__EXTRACTED ENTRIES__

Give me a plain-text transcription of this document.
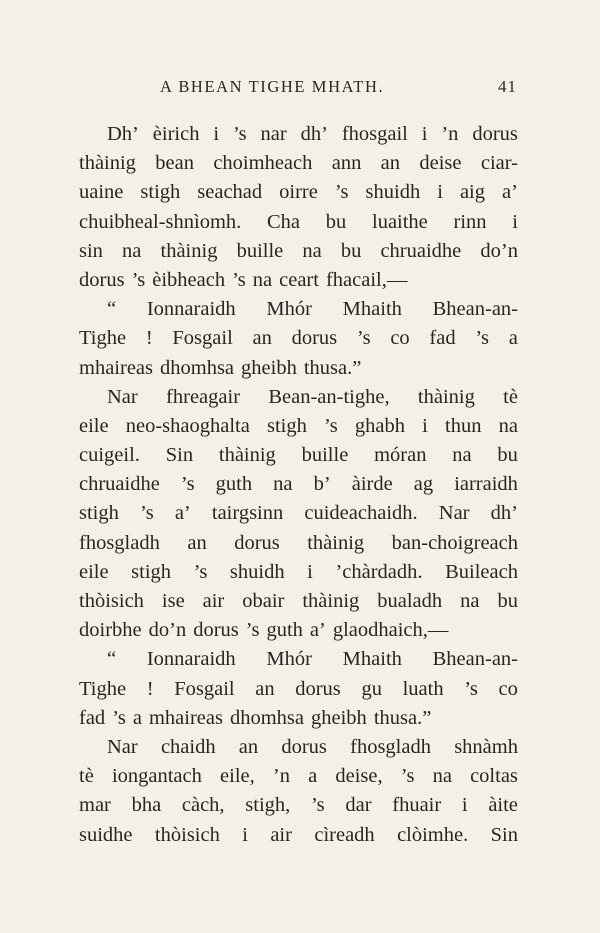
A BHEAN TIGHE MHATH.	41
Dh’ èirich i ’s nar dh’ fhosgail i ’n dorus
thàinig bean choimheach ann an deise ciar-
uaine stigh seachad oirre ’s shuidh i aig a’
chuibheal-shnìomh. Cha bu luaithe rinn i
sin na thàinig buille na bu chruaidhe do’n
dorus ’s èibheach ’s na ceart fhacail,—
“ Ionnaraidh Mhór Mhaith Bhean-an-
Tighe ! Fosgail an dorus ’s co fad ’s a
mhaireas dhomhsa gheibh thusa.”
Nar fhreagair Bean-an-tighe, thàinig tè
eile neo-shaoghalta stigh ’s ghabh i thun na
cuigeil. Sin thàinig buille móran na bu
chruaidhe ’s guth na b’ àirde ag iarraidh
stigh ’s a’ tairgsinn cuideachaidh. Nar dh’
fhosgladh an dorus thàinig ban-choigreach
eile stigh ’s shuidh i ’chàrdadh. Buileach
thòisich ise air obair thàinig bualadh na bu
doirbhe do’n dorus ’s guth a’ glaodhaich,—
“ Ionnaraidh Mhór Mhaith Bhean-an-
Tighe ! Fosgail an dorus gu luath ’s co
fad ’s a mhaireas dhomhsa gheibh thusa.”
Nar chaidh an dorus fhosgladh shnàmh
tè iongantach eile, ’n a deise, ’s na coltas
mar bha càch, stigh, ’s dar fhuair i àite
suidhe thòisich i air cìreadh clòimhe. Sin
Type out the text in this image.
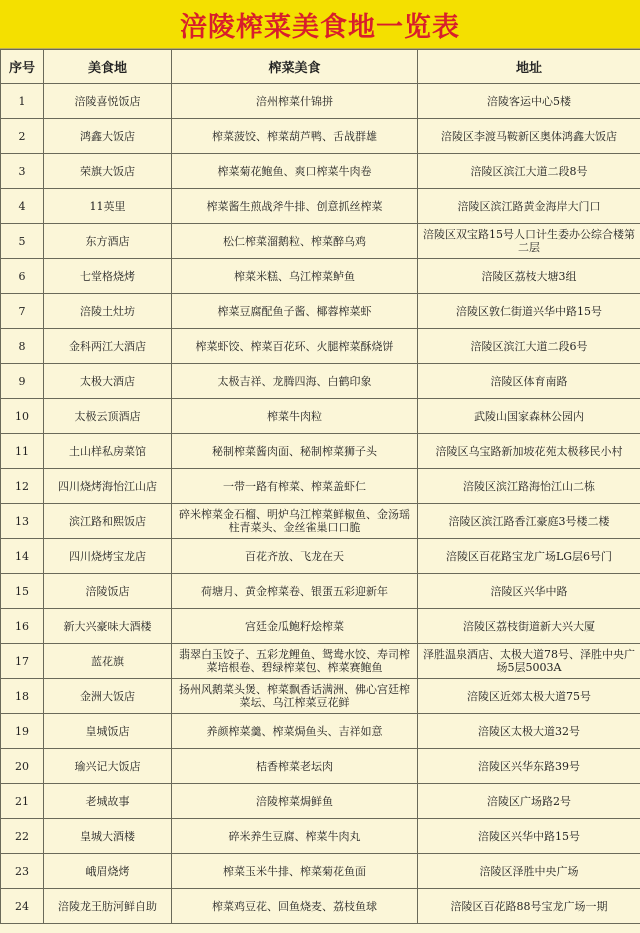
涪陵榨菜美食地一览表
序号	美食地	榨菜美食	地址
1	涪陵喜悦饭店	涪州榨菜什锦拼	涪陵客运中心5楼
2	鸿鑫大饭店	榨菜菠饺、榨菜葫芦鸭、舌战群雄	涪陵区李渡马鞍新区奥体鸿鑫大饭店
3	荣旗大饭店	榨菜菊花鲍鱼、爽口榨菜牛肉卷	涪陵区滨江大道二段8号
4	11英里	榨菜酱生煎战斧牛排、创意抓丝榨菜	涪陵区滨江路黄金海岸大门口
5	东方酒店	松仁榨菜溜鹅粒、榨菜醉乌鸡	涪陵区双宝路15号人口计生委办公综合楼第二层
6	七堂格烧烤	榨菜米糕、乌江榨菜鲈鱼	涪陵区荔枝大塘3组
7	涪陵土灶坊	榨菜豆腐配鱼子酱、椰蓉榨菜虾	涪陵区敦仁街道兴华中路15号
8	金科两江大酒店	榨菜虾饺、榨菜百花环、火腿榨菜酥烧饼	涪陵区滨江大道二段6号
9	太极大酒店	太极吉祥、龙腾四海、白鹤印象	涪陵区体育南路
10	太极云顶酒店	榨菜牛肉粒	武陵山国家森林公园内
11	土山样私房菜馆	秘制榨菜酱肉面、秘制榨菜狮子头	涪陵区乌宝路新加坡花苑太极移民小村
12	四川烧烤海怡江山店	一带一路有榨菜、榨菜盖虾仁	涪陵区滨江路海怡江山二栋
13	滨江路和熙饭店	碎米榨菜金石榴、明炉乌江榨菜鲜椒鱼、金汤瑶柱青菜头、金丝雀巢口口脆	涪陵区滨江路香江豪庭3号楼二楼
14	四川烧烤宝龙店	百花齐放、飞龙在天	涪陵区百花路宝龙广场LG层6号门
15	涪陵饭店	荷塘月、黄金榨菜卷、银蛋五彩迎新年	涪陵区兴华中路
16	新大兴豪味大酒楼	宫廷金瓜鲍籽烩榨菜	涪陵区荔枝街道新大兴大厦
17	蓝花旗	翡翠白玉饺子、五彩龙鲤鱼、鸳鸯水饺、寿司榨菜培根卷、碧绿榨菜包、榨菜赛鲍鱼	泽胜温泉酒店、太极大道78号、泽胜中央广场5层5003A
18	金洲大饭店	扬州风鹅菜头煲、榨菜飘香话满洲、佛心宫廷榨菜坛、乌江榨菜豆花鲜	涪陵区近郊太极大道75号
19	皇城饭店	养颜榨菜羹、榨菜焗鱼头、吉祥如意	涪陵区太极大道32号
20	瑜兴记大饭店	桔香榨菜老坛肉	涪陵区兴华东路39号
21	老城故事	涪陵榨菜焗鲜鱼	涪陵区广场路2号
22	皇城大酒楼	碎米养生豆腐、榨菜牛肉丸	涪陵区兴华中路15号
23	峨眉烧烤	榨菜玉米牛排、榨菜菊花鱼面	涪陵区泽胜中央广场
24	涪陵龙王肪河鲜自助	榨菜鸡豆花、回鱼烧麦、荔枝鱼球	涪陵区百花路88号宝龙广场一期
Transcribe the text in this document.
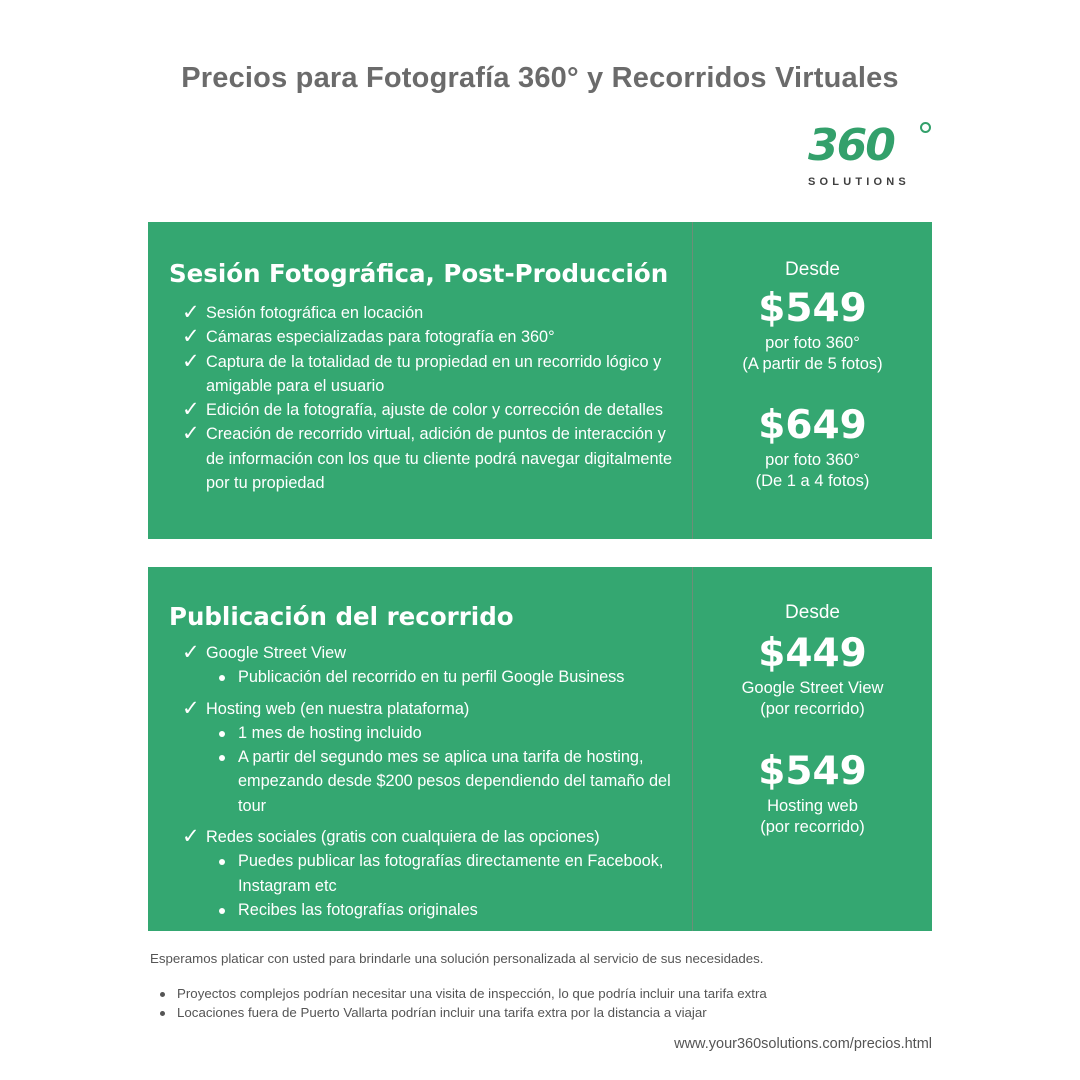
Precios para Fotografía 360° y Recorridos Virtuales
360
SOLUTIONS
Sesión Fotográfica, Post-Producción
✓ Sesión fotográfica en locación
✓ Cámaras especializadas para fotografía en 360°
✓ Captura de la totalidad de tu propiedad en un recorrido lógico y amigable para el usuario
✓ Edición de la fotografía, ajuste de color y corrección de detalles
✓ Creación de recorrido virtual, adición de puntos de interacción y de información con los que tu cliente podrá navegar digitalmente por tu propiedad
Desde
$549
por foto 360°
(A partir de 5 fotos)
$649
por foto 360°
(De 1 a 4 fotos)
Publicación del recorrido
✓ Google Street View
Publicación del recorrido en tu perfil Google Business
✓ Hosting web (en nuestra plataforma)
1 mes de hosting incluido
A partir del segundo mes se aplica una tarifa de hosting, empezando desde $200 pesos dependiendo del tamaño del tour
✓ Redes sociales (gratis con cualquiera de las opciones)
Puedes publicar las fotografías directamente en Facebook, Instagram etc
Recibes las fotografías originales
Desde
$449
Google Street View
(por recorrido)
$549
Hosting web
(por recorrido)
Esperamos platicar con usted para brindarle una solución personalizada al servicio de sus necesidades.
Proyectos complejos podrían necesitar una visita de inspección, lo que podría incluir una tarifa extra
Locaciones fuera de Puerto Vallarta podrían incluir una tarifa extra por la distancia a viajar
www.your360solutions.com/precios.html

__YOUR OBJECTIVE__
Using the records above, pull out each line where the word "dorus" occurs.

__RESPONSE TO THIS TASK__
Dh’ èirich i ’s nar dh’ fhosgail i ’n dorus
dorus ’s èibheach ’s na ceart fhacail,—
Tighe ! Fosgail an dorus ’s co fad ’s a
fhosgladh an dorus thàinig ban-choigreach
doirbhe do’n dorus ’s guth a’ glaodhaich,—
Tighe ! Fosgail an dorus gu luath ’s co
Nar chaidh an dorus fhosgladh shnàmh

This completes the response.